__Short problem__
Could you copy every line of the material below word for word?

__Data listing__
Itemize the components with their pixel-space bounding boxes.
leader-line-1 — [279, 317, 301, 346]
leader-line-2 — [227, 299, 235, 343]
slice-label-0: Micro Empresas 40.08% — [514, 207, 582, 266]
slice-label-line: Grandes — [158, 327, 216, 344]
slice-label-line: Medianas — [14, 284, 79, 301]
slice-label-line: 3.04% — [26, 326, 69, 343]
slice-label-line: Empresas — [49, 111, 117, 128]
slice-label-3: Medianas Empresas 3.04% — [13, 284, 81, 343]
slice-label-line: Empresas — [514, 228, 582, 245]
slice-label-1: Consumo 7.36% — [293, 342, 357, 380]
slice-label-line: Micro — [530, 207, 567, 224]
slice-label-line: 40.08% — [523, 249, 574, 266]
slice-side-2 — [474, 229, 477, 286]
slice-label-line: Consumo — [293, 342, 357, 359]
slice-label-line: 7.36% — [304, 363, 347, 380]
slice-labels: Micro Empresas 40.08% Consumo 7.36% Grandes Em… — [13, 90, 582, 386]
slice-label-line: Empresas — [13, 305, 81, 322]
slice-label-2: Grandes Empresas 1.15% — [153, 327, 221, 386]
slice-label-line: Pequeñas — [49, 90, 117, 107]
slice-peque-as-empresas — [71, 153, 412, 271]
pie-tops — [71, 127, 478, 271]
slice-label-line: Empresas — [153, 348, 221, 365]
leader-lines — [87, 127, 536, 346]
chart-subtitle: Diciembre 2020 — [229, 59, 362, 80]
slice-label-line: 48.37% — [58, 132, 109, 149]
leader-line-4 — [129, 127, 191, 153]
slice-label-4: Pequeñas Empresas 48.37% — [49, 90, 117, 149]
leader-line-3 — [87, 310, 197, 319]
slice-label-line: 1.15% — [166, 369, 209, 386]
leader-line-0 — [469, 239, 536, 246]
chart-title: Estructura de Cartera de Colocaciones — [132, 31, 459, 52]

__Solution__
Itemize the components with their pixel-space bounding boxes.
leader-line-1 — [279, 317, 301, 346]
leader-line-2 — [227, 299, 235, 343]
slice-label-0: Micro Empresas 40.08% — [514, 207, 582, 266]
slice-label-line: Grandes — [158, 327, 216, 344]
slice-label-line: Medianas — [14, 284, 79, 301]
slice-label-line: 3.04% — [26, 326, 69, 343]
slice-label-line: Empresas — [49, 111, 117, 128]
slice-label-3: Medianas Empresas 3.04% — [13, 284, 81, 343]
slice-label-line: Empresas — [514, 228, 582, 245]
slice-label-1: Consumo 7.36% — [293, 342, 357, 380]
slice-label-line: Micro — [530, 207, 567, 224]
slice-label-line: 40.08% — [523, 249, 574, 266]
slice-side-2 — [474, 229, 477, 286]
slice-label-line: Consumo — [293, 342, 357, 359]
slice-label-line: 7.36% — [304, 363, 347, 380]
slice-labels: Micro Empresas 40.08% Consumo 7.36% Grandes Em… — [13, 90, 582, 386]
slice-label-line: Empresas — [13, 305, 81, 322]
slice-label-2: Grandes Empresas 1.15% — [153, 327, 221, 386]
slice-label-line: Pequeñas — [49, 90, 117, 107]
slice-peque-as-empresas — [71, 153, 412, 271]
pie-tops — [71, 127, 478, 271]
slice-label-line: Empresas — [153, 348, 221, 365]
leader-lines — [87, 127, 536, 346]
chart-subtitle: Diciembre 2020 — [229, 59, 362, 80]
slice-label-line: 48.37% — [58, 132, 109, 149]
leader-line-4 — [129, 127, 191, 153]
slice-label-4: Pequeñas Empresas 48.37% — [49, 90, 117, 149]
leader-line-3 — [87, 310, 197, 319]
slice-label-line: 1.15% — [166, 369, 209, 386]
leader-line-0 — [469, 239, 536, 246]
chart-title: Estructura de Cartera de Colocaciones — [132, 31, 459, 52]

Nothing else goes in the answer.